• [Instructions to follow] Copy the entries below exactly. Images do not belong in the copy.
-- Start Source data --
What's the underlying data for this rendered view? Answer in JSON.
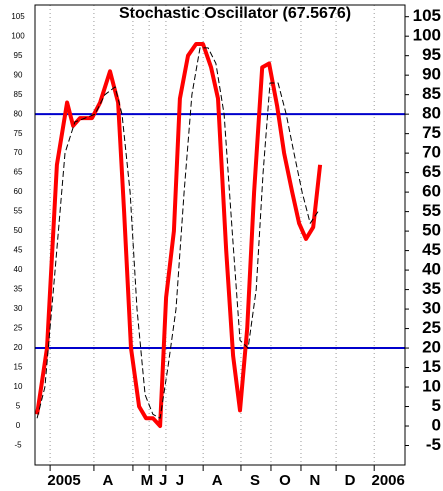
{
  "chart_data": {
    "type": "line",
    "title": "Stochastic Oscillator (67.5676)",
    "series": [
      {
        "color": "#ff0000",
        "width": 4,
        "dash": false,
        "x": [
          0.07,
          0.4,
          0.73,
          1.07,
          1.27,
          1.5,
          1.9,
          2.17,
          2.5,
          2.77,
          2.97,
          3.2,
          3.47,
          3.7,
          3.93,
          4.17,
          4.37,
          4.63,
          4.83,
          5.1,
          5.37,
          5.6,
          5.87,
          6.1,
          6.37,
          6.6,
          6.83,
          7.07,
          7.3,
          7.57,
          7.8,
          8.07,
          8.3,
          8.57,
          8.8,
          9.03,
          9.27,
          9.5
        ],
        "values": [
          3,
          20,
          67,
          83,
          77,
          79,
          79,
          83,
          91,
          83,
          55,
          20,
          5,
          2,
          2,
          0,
          33,
          50,
          84,
          95,
          98,
          98,
          92,
          84,
          45,
          18,
          4,
          25,
          60,
          92,
          93,
          82,
          70,
          60,
          52,
          48,
          51,
          67
        ]
      },
      {
        "color": "#000000",
        "width": 1,
        "dash": true,
        "x": [
          0.07,
          0.33,
          0.67,
          1.0,
          1.33,
          1.67,
          2.0,
          2.33,
          2.67,
          2.9,
          3.17,
          3.4,
          3.67,
          3.93,
          4.17,
          4.43,
          4.7,
          4.97,
          5.23,
          5.5,
          5.77,
          6.03,
          6.3,
          6.57,
          6.83,
          7.1,
          7.37,
          7.6,
          7.83,
          8.1,
          8.37,
          8.63,
          8.9,
          9.17,
          9.43
        ],
        "values": [
          2,
          10,
          40,
          70,
          78,
          79,
          80,
          85,
          87,
          80,
          60,
          30,
          8,
          3,
          2,
          15,
          30,
          60,
          85,
          97,
          97,
          93,
          80,
          50,
          22,
          20,
          35,
          65,
          88,
          88,
          80,
          70,
          60,
          52,
          55
        ]
      }
    ],
    "reference_lines": [
      80,
      20
    ],
    "reference_color": "#0000cc",
    "xlim": [
      0,
      12.33
    ],
    "xticks": [
      {
        "value": 0.97,
        "label": "2005"
      },
      {
        "value": 2.43,
        "label": "A"
      },
      {
        "value": 3.73,
        "label": "M"
      },
      {
        "value": 4.27,
        "label": "J"
      },
      {
        "value": 4.83,
        "label": "J"
      },
      {
        "value": 6.07,
        "label": "A"
      },
      {
        "value": 7.33,
        "label": "S"
      },
      {
        "value": 8.33,
        "label": "O"
      },
      {
        "value": 9.33,
        "label": "N"
      },
      {
        "value": 10.5,
        "label": "D"
      },
      {
        "value": 11.77,
        "label": "2006"
      }
    ],
    "ylim": [
      -10,
      108
    ],
    "yticks": [
      -5,
      0,
      5,
      10,
      15,
      20,
      25,
      30,
      35,
      40,
      45,
      50,
      55,
      60,
      65,
      70,
      75,
      80,
      85,
      90,
      95,
      100,
      105
    ],
    "grid": true
  }
}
-- End Source data --
• [Exercise answer]
What's the underlying data for this rendered view? Answer in JSON.
{
  "chart_data": {
    "type": "line",
    "title": "Stochastic Oscillator (67.5676)",
    "series": [
      {
        "color": "#ff0000",
        "width": 4,
        "dash": false,
        "x": [
          0.07,
          0.4,
          0.73,
          1.07,
          1.27,
          1.5,
          1.9,
          2.17,
          2.5,
          2.77,
          2.97,
          3.2,
          3.47,
          3.7,
          3.93,
          4.17,
          4.37,
          4.63,
          4.83,
          5.1,
          5.37,
          5.6,
          5.87,
          6.1,
          6.37,
          6.6,
          6.83,
          7.07,
          7.3,
          7.57,
          7.8,
          8.07,
          8.3,
          8.57,
          8.8,
          9.03,
          9.27,
          9.5
        ],
        "values": [
          3,
          20,
          67,
          83,
          77,
          79,
          79,
          83,
          91,
          83,
          55,
          20,
          5,
          2,
          2,
          0,
          33,
          50,
          84,
          95,
          98,
          98,
          92,
          84,
          45,
          18,
          4,
          25,
          60,
          92,
          93,
          82,
          70,
          60,
          52,
          48,
          51,
          67
        ]
      },
      {
        "color": "#000000",
        "width": 1,
        "dash": true,
        "x": [
          0.07,
          0.33,
          0.67,
          1.0,
          1.33,
          1.67,
          2.0,
          2.33,
          2.67,
          2.9,
          3.17,
          3.4,
          3.67,
          3.93,
          4.17,
          4.43,
          4.7,
          4.97,
          5.23,
          5.5,
          5.77,
          6.03,
          6.3,
          6.57,
          6.83,
          7.1,
          7.37,
          7.6,
          7.83,
          8.1,
          8.37,
          8.63,
          8.9,
          9.17,
          9.43
        ],
        "values": [
          2,
          10,
          40,
          70,
          78,
          79,
          80,
          85,
          87,
          80,
          60,
          30,
          8,
          3,
          2,
          15,
          30,
          60,
          85,
          97,
          97,
          93,
          80,
          50,
          22,
          20,
          35,
          65,
          88,
          88,
          80,
          70,
          60,
          52,
          55
        ]
      }
    ],
    "reference_lines": [
      80,
      20
    ],
    "reference_color": "#0000cc",
    "xlim": [
      0,
      12.33
    ],
    "xticks": [
      {
        "value": 0.97,
        "label": "2005"
      },
      {
        "value": 2.43,
        "label": "A"
      },
      {
        "value": 3.73,
        "label": "M"
      },
      {
        "value": 4.27,
        "label": "J"
      },
      {
        "value": 4.83,
        "label": "J"
      },
      {
        "value": 6.07,
        "label": "A"
      },
      {
        "value": 7.33,
        "label": "S"
      },
      {
        "value": 8.33,
        "label": "O"
      },
      {
        "value": 9.33,
        "label": "N"
      },
      {
        "value": 10.5,
        "label": "D"
      },
      {
        "value": 11.77,
        "label": "2006"
      }
    ],
    "ylim": [
      -10,
      108
    ],
    "yticks": [
      -5,
      0,
      5,
      10,
      15,
      20,
      25,
      30,
      35,
      40,
      45,
      50,
      55,
      60,
      65,
      70,
      75,
      80,
      85,
      90,
      95,
      100,
      105
    ],
    "grid": true
  }
}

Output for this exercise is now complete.